## REQUIRED WORK
Each record below should be output verbatim, without pictures.

## RECORDS FOR THE TASK
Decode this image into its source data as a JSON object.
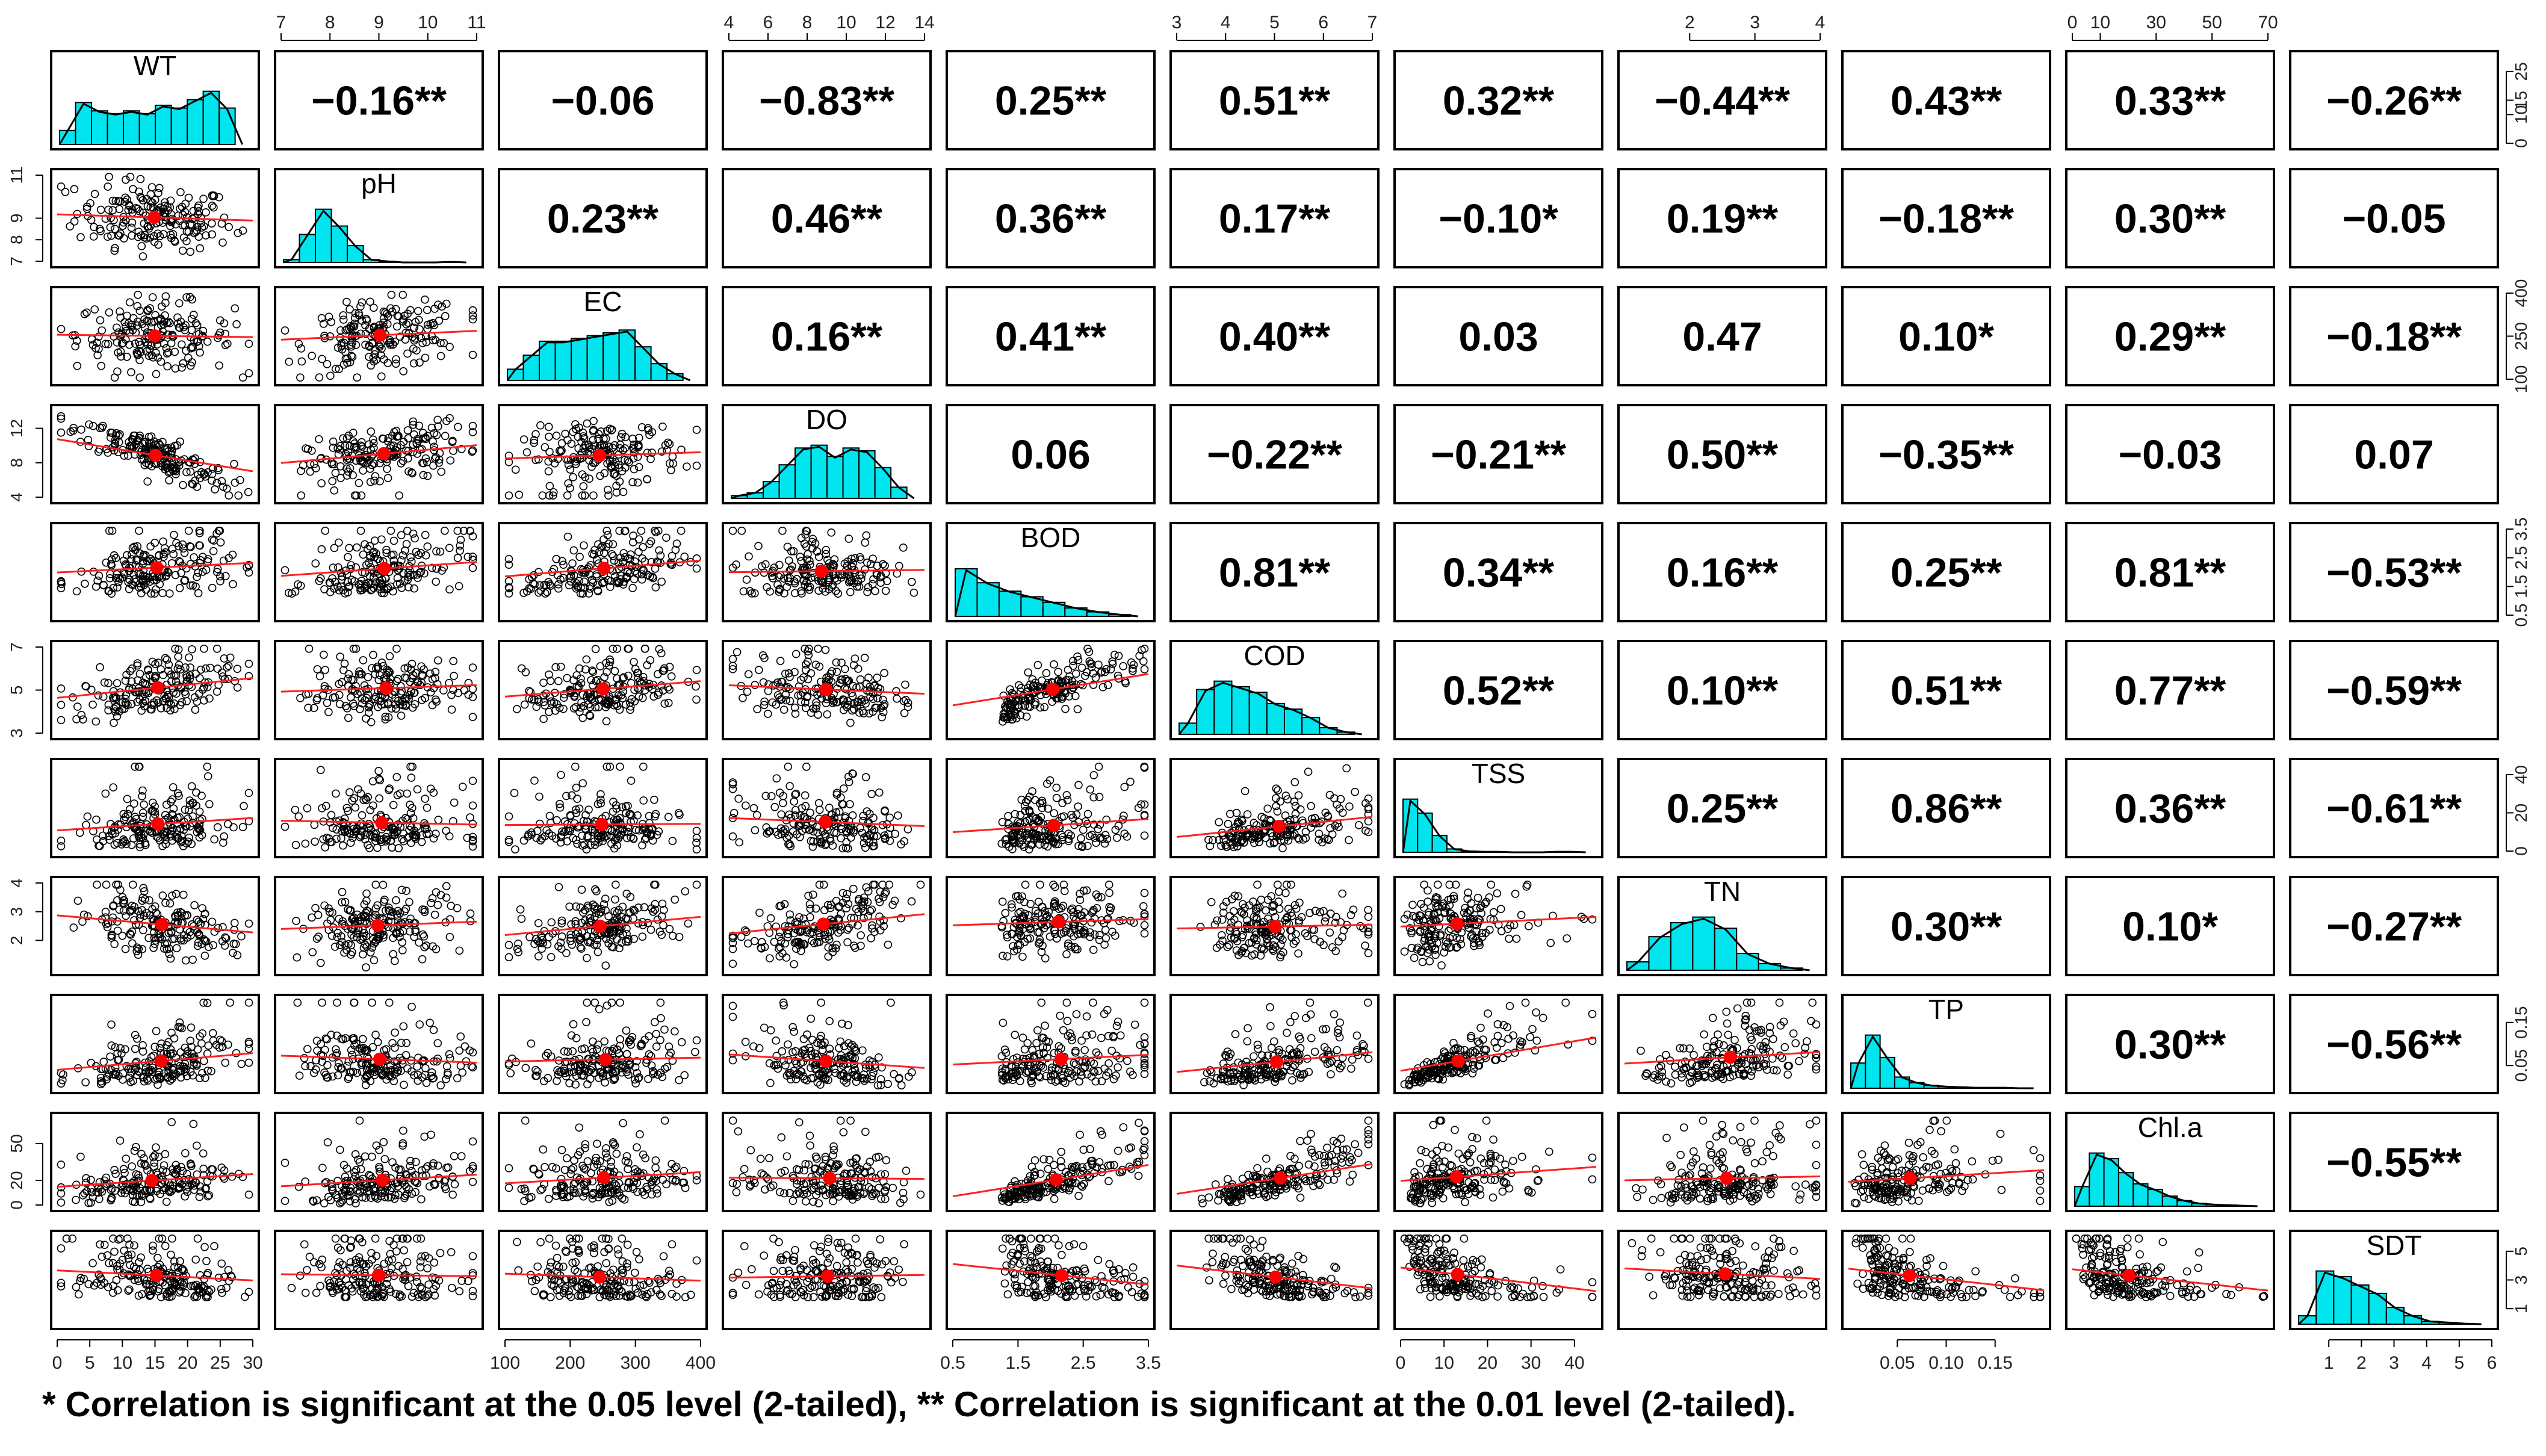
{
  "chart_data": {
    "type": "scatter",
    "variables": [
      "WT",
      "pH",
      "EC",
      "DO",
      "BOD",
      "COD",
      "TSS",
      "TN",
      "TP",
      "Chl.a",
      "SDT"
    ],
    "correlations": [
      [
        "",
        "−0.16**",
        "−0.06",
        "−0.83**",
        "0.25**",
        "0.51**",
        "0.32**",
        "−0.44**",
        "0.43**",
        "0.33**",
        "−0.26**"
      ],
      [
        "",
        "",
        "0.23**",
        "0.46**",
        "0.36**",
        "0.17**",
        "−0.10*",
        "0.19**",
        "−0.18**",
        "0.30**",
        "−0.05"
      ],
      [
        "",
        "",
        "",
        "0.16**",
        "0.41**",
        "0.40**",
        "0.03",
        "0.47",
        "0.10*",
        "0.29**",
        "−0.18**"
      ],
      [
        "",
        "",
        "",
        "",
        "0.06",
        "−0.22**",
        "−0.21**",
        "0.50**",
        "−0.35**",
        "−0.03",
        "0.07"
      ],
      [
        "",
        "",
        "",
        "",
        "",
        "0.81**",
        "0.34**",
        "0.16**",
        "0.25**",
        "0.81**",
        "−0.53**"
      ],
      [
        "",
        "",
        "",
        "",
        "",
        "",
        "0.52**",
        "0.10**",
        "0.51**",
        "0.77**",
        "−0.59**"
      ],
      [
        "",
        "",
        "",
        "",
        "",
        "",
        "",
        "0.25**",
        "0.86**",
        "0.36**",
        "−0.61**"
      ],
      [
        "",
        "",
        "",
        "",
        "",
        "",
        "",
        "",
        "0.30**",
        "0.10*",
        "−0.27**"
      ],
      [
        "",
        "",
        "",
        "",
        "",
        "",
        "",
        "",
        "",
        "0.30**",
        "−0.56**"
      ],
      [
        "",
        "",
        "",
        "",
        "",
        "",
        "",
        "",
        "",
        "",
        "−0.55**"
      ],
      [
        "",
        "",
        "",
        "",
        "",
        "",
        "",
        "",
        "",
        "",
        ""
      ]
    ],
    "ranges": [
      [
        0,
        30
      ],
      [
        7,
        11
      ],
      [
        100,
        400
      ],
      [
        4,
        14
      ],
      [
        0.5,
        3.5
      ],
      [
        3,
        7
      ],
      [
        0,
        45
      ],
      [
        1,
        4
      ],
      [
        0,
        0.2
      ],
      [
        0,
        70
      ],
      [
        0,
        6
      ]
    ],
    "tick_values": [
      [
        0,
        5,
        10,
        15,
        20,
        25,
        30
      ],
      [
        7,
        8,
        9,
        10,
        11
      ],
      [
        100,
        200,
        300,
        400
      ],
      [
        4,
        6,
        8,
        10,
        12,
        14
      ],
      [
        0.5,
        1.5,
        2.5,
        3.5
      ],
      [
        3,
        4,
        5,
        6,
        7
      ],
      [
        0,
        10,
        20,
        30,
        40
      ],
      [
        2,
        3,
        4
      ],
      [
        0.05,
        0.1,
        0.15
      ],
      [
        0,
        10,
        30,
        50,
        70
      ],
      [
        1,
        2,
        3,
        4,
        5,
        6
      ]
    ],
    "top_axis": [
      {
        "col": 1,
        "ticks": [
          "7",
          "8",
          "9",
          "10",
          "11"
        ]
      },
      {
        "col": 3,
        "ticks": [
          "4",
          "6",
          "8",
          "10",
          "12",
          "14"
        ]
      },
      {
        "col": 5,
        "ticks": [
          "3",
          "4",
          "5",
          "6",
          "7"
        ]
      },
      {
        "col": 7,
        "ticks": [
          "2",
          "3",
          "4"
        ]
      },
      {
        "col": 9,
        "ticks": [
          "0",
          "10",
          "30",
          "50",
          "70"
        ]
      }
    ],
    "bottom_axis": [
      {
        "col": 0,
        "ticks": [
          "0",
          "5",
          "10",
          "15",
          "20",
          "25",
          "30"
        ]
      },
      {
        "col": 2,
        "ticks": [
          "100",
          "200",
          "300",
          "400"
        ]
      },
      {
        "col": 4,
        "ticks": [
          "0.5",
          "1.5",
          "2.5",
          "3.5"
        ]
      },
      {
        "col": 6,
        "ticks": [
          "0",
          "10",
          "20",
          "30",
          "40"
        ]
      },
      {
        "col": 8,
        "ticks": [
          "0.05",
          "0.10",
          "0.15"
        ]
      },
      {
        "col": 10,
        "ticks": [
          "1",
          "2",
          "3",
          "4",
          "5",
          "6"
        ]
      }
    ],
    "left_axis": [
      {
        "row": 1,
        "ticks": [
          "7",
          "8",
          "9",
          "11"
        ]
      },
      {
        "row": 3,
        "ticks": [
          "4",
          "8",
          "12"
        ]
      },
      {
        "row": 5,
        "ticks": [
          "3",
          "5",
          "7"
        ]
      },
      {
        "row": 7,
        "ticks": [
          "2",
          "3",
          "4"
        ]
      },
      {
        "row": 9,
        "ticks": [
          "0",
          "20",
          "50"
        ]
      }
    ],
    "right_axis": [
      {
        "row": 0,
        "ticks": [
          "0",
          "10",
          "15",
          "25"
        ]
      },
      {
        "row": 2,
        "ticks": [
          "100",
          "250",
          "400"
        ]
      },
      {
        "row": 4,
        "ticks": [
          "0.5",
          "1.5",
          "2.5",
          "3.5"
        ]
      },
      {
        "row": 6,
        "ticks": [
          "0",
          "20",
          "40"
        ]
      },
      {
        "row": 8,
        "ticks": [
          "0.05",
          "0.15"
        ]
      },
      {
        "row": 10,
        "ticks": [
          "1",
          "3",
          "5"
        ]
      }
    ],
    "histograms": [
      [
        0.25,
        0.75,
        0.6,
        0.55,
        0.6,
        0.55,
        0.7,
        0.65,
        0.8,
        0.95,
        0.65
      ],
      [
        0.05,
        0.5,
        0.95,
        0.65,
        0.3,
        0.05,
        0.02,
        0.0,
        0.0,
        0.0,
        0.01
      ],
      [
        0.2,
        0.45,
        0.7,
        0.7,
        0.75,
        0.8,
        0.85,
        0.9,
        0.6,
        0.3,
        0.12
      ],
      [
        0.05,
        0.1,
        0.3,
        0.6,
        0.9,
        0.95,
        0.75,
        0.9,
        0.85,
        0.55,
        0.2
      ],
      [
        0.85,
        0.6,
        0.45,
        0.35,
        0.25,
        0.15,
        0.08,
        0.03
      ],
      [
        0.2,
        0.8,
        0.95,
        0.85,
        0.75,
        0.55,
        0.45,
        0.3,
        0.12,
        0.04
      ],
      [
        0.95,
        0.7,
        0.3,
        0.06,
        0.02,
        0.01,
        0.01,
        0.0,
        0.0,
        0.0,
        0.01,
        0.01
      ],
      [
        0.15,
        0.6,
        0.85,
        0.95,
        0.75,
        0.3,
        0.12,
        0.04
      ],
      [
        0.45,
        0.95,
        0.55,
        0.2,
        0.1,
        0.05,
        0.03,
        0.02,
        0.01,
        0.01,
        0.01,
        0.0
      ],
      [
        0.35,
        0.95,
        0.85,
        0.6,
        0.4,
        0.3,
        0.18,
        0.1,
        0.05,
        0.03,
        0.02,
        0.01
      ],
      [
        0.15,
        0.95,
        0.85,
        0.7,
        0.55,
        0.3,
        0.15,
        0.05,
        0.03,
        0.01
      ]
    ],
    "grid": false,
    "colors": {
      "histogram_fill": "#00e5ee",
      "smooth_line": "#ff2020",
      "mean_point": "#ff0000",
      "points": "#000000"
    }
  },
  "footnote": "*  Correlation is significant at the 0.05 level (2-tailed), ** Correlation is significant at the 0.01 level (2-tailed)."
}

## RESPONSE FOR THIS EXERCISE
Decode this image into its source data as a JSON object.
{
  "chart_data": {
    "type": "scatter",
    "variables": [
      "WT",
      "pH",
      "EC",
      "DO",
      "BOD",
      "COD",
      "TSS",
      "TN",
      "TP",
      "Chl.a",
      "SDT"
    ],
    "correlations": [
      [
        "",
        "−0.16**",
        "−0.06",
        "−0.83**",
        "0.25**",
        "0.51**",
        "0.32**",
        "−0.44**",
        "0.43**",
        "0.33**",
        "−0.26**"
      ],
      [
        "",
        "",
        "0.23**",
        "0.46**",
        "0.36**",
        "0.17**",
        "−0.10*",
        "0.19**",
        "−0.18**",
        "0.30**",
        "−0.05"
      ],
      [
        "",
        "",
        "",
        "0.16**",
        "0.41**",
        "0.40**",
        "0.03",
        "0.47",
        "0.10*",
        "0.29**",
        "−0.18**"
      ],
      [
        "",
        "",
        "",
        "",
        "0.06",
        "−0.22**",
        "−0.21**",
        "0.50**",
        "−0.35**",
        "−0.03",
        "0.07"
      ],
      [
        "",
        "",
        "",
        "",
        "",
        "0.81**",
        "0.34**",
        "0.16**",
        "0.25**",
        "0.81**",
        "−0.53**"
      ],
      [
        "",
        "",
        "",
        "",
        "",
        "",
        "0.52**",
        "0.10**",
        "0.51**",
        "0.77**",
        "−0.59**"
      ],
      [
        "",
        "",
        "",
        "",
        "",
        "",
        "",
        "0.25**",
        "0.86**",
        "0.36**",
        "−0.61**"
      ],
      [
        "",
        "",
        "",
        "",
        "",
        "",
        "",
        "",
        "0.30**",
        "0.10*",
        "−0.27**"
      ],
      [
        "",
        "",
        "",
        "",
        "",
        "",
        "",
        "",
        "",
        "0.30**",
        "−0.56**"
      ],
      [
        "",
        "",
        "",
        "",
        "",
        "",
        "",
        "",
        "",
        "",
        "−0.55**"
      ],
      [
        "",
        "",
        "",
        "",
        "",
        "",
        "",
        "",
        "",
        "",
        ""
      ]
    ],
    "ranges": [
      [
        0,
        30
      ],
      [
        7,
        11
      ],
      [
        100,
        400
      ],
      [
        4,
        14
      ],
      [
        0.5,
        3.5
      ],
      [
        3,
        7
      ],
      [
        0,
        45
      ],
      [
        1,
        4
      ],
      [
        0,
        0.2
      ],
      [
        0,
        70
      ],
      [
        0,
        6
      ]
    ],
    "tick_values": [
      [
        0,
        5,
        10,
        15,
        20,
        25,
        30
      ],
      [
        7,
        8,
        9,
        10,
        11
      ],
      [
        100,
        200,
        300,
        400
      ],
      [
        4,
        6,
        8,
        10,
        12,
        14
      ],
      [
        0.5,
        1.5,
        2.5,
        3.5
      ],
      [
        3,
        4,
        5,
        6,
        7
      ],
      [
        0,
        10,
        20,
        30,
        40
      ],
      [
        2,
        3,
        4
      ],
      [
        0.05,
        0.1,
        0.15
      ],
      [
        0,
        10,
        30,
        50,
        70
      ],
      [
        1,
        2,
        3,
        4,
        5,
        6
      ]
    ],
    "top_axis": [
      {
        "col": 1,
        "ticks": [
          "7",
          "8",
          "9",
          "10",
          "11"
        ]
      },
      {
        "col": 3,
        "ticks": [
          "4",
          "6",
          "8",
          "10",
          "12",
          "14"
        ]
      },
      {
        "col": 5,
        "ticks": [
          "3",
          "4",
          "5",
          "6",
          "7"
        ]
      },
      {
        "col": 7,
        "ticks": [
          "2",
          "3",
          "4"
        ]
      },
      {
        "col": 9,
        "ticks": [
          "0",
          "10",
          "30",
          "50",
          "70"
        ]
      }
    ],
    "bottom_axis": [
      {
        "col": 0,
        "ticks": [
          "0",
          "5",
          "10",
          "15",
          "20",
          "25",
          "30"
        ]
      },
      {
        "col": 2,
        "ticks": [
          "100",
          "200",
          "300",
          "400"
        ]
      },
      {
        "col": 4,
        "ticks": [
          "0.5",
          "1.5",
          "2.5",
          "3.5"
        ]
      },
      {
        "col": 6,
        "ticks": [
          "0",
          "10",
          "20",
          "30",
          "40"
        ]
      },
      {
        "col": 8,
        "ticks": [
          "0.05",
          "0.10",
          "0.15"
        ]
      },
      {
        "col": 10,
        "ticks": [
          "1",
          "2",
          "3",
          "4",
          "5",
          "6"
        ]
      }
    ],
    "left_axis": [
      {
        "row": 1,
        "ticks": [
          "7",
          "8",
          "9",
          "11"
        ]
      },
      {
        "row": 3,
        "ticks": [
          "4",
          "8",
          "12"
        ]
      },
      {
        "row": 5,
        "ticks": [
          "3",
          "5",
          "7"
        ]
      },
      {
        "row": 7,
        "ticks": [
          "2",
          "3",
          "4"
        ]
      },
      {
        "row": 9,
        "ticks": [
          "0",
          "20",
          "50"
        ]
      }
    ],
    "right_axis": [
      {
        "row": 0,
        "ticks": [
          "0",
          "10",
          "15",
          "25"
        ]
      },
      {
        "row": 2,
        "ticks": [
          "100",
          "250",
          "400"
        ]
      },
      {
        "row": 4,
        "ticks": [
          "0.5",
          "1.5",
          "2.5",
          "3.5"
        ]
      },
      {
        "row": 6,
        "ticks": [
          "0",
          "20",
          "40"
        ]
      },
      {
        "row": 8,
        "ticks": [
          "0.05",
          "0.15"
        ]
      },
      {
        "row": 10,
        "ticks": [
          "1",
          "3",
          "5"
        ]
      }
    ],
    "histograms": [
      [
        0.25,
        0.75,
        0.6,
        0.55,
        0.6,
        0.55,
        0.7,
        0.65,
        0.8,
        0.95,
        0.65
      ],
      [
        0.05,
        0.5,
        0.95,
        0.65,
        0.3,
        0.05,
        0.02,
        0.0,
        0.0,
        0.0,
        0.01
      ],
      [
        0.2,
        0.45,
        0.7,
        0.7,
        0.75,
        0.8,
        0.85,
        0.9,
        0.6,
        0.3,
        0.12
      ],
      [
        0.05,
        0.1,
        0.3,
        0.6,
        0.9,
        0.95,
        0.75,
        0.9,
        0.85,
        0.55,
        0.2
      ],
      [
        0.85,
        0.6,
        0.45,
        0.35,
        0.25,
        0.15,
        0.08,
        0.03
      ],
      [
        0.2,
        0.8,
        0.95,
        0.85,
        0.75,
        0.55,
        0.45,
        0.3,
        0.12,
        0.04
      ],
      [
        0.95,
        0.7,
        0.3,
        0.06,
        0.02,
        0.01,
        0.01,
        0.0,
        0.0,
        0.0,
        0.01,
        0.01
      ],
      [
        0.15,
        0.6,
        0.85,
        0.95,
        0.75,
        0.3,
        0.12,
        0.04
      ],
      [
        0.45,
        0.95,
        0.55,
        0.2,
        0.1,
        0.05,
        0.03,
        0.02,
        0.01,
        0.01,
        0.01,
        0.0
      ],
      [
        0.35,
        0.95,
        0.85,
        0.6,
        0.4,
        0.3,
        0.18,
        0.1,
        0.05,
        0.03,
        0.02,
        0.01
      ],
      [
        0.15,
        0.95,
        0.85,
        0.7,
        0.55,
        0.3,
        0.15,
        0.05,
        0.03,
        0.01
      ]
    ],
    "grid": false,
    "colors": {
      "histogram_fill": "#00e5ee",
      "smooth_line": "#ff2020",
      "mean_point": "#ff0000",
      "points": "#000000"
    }
  },
  "footnote": "*  Correlation is significant at the 0.05 level (2-tailed), ** Correlation is significant at the 0.01 level (2-tailed)."
}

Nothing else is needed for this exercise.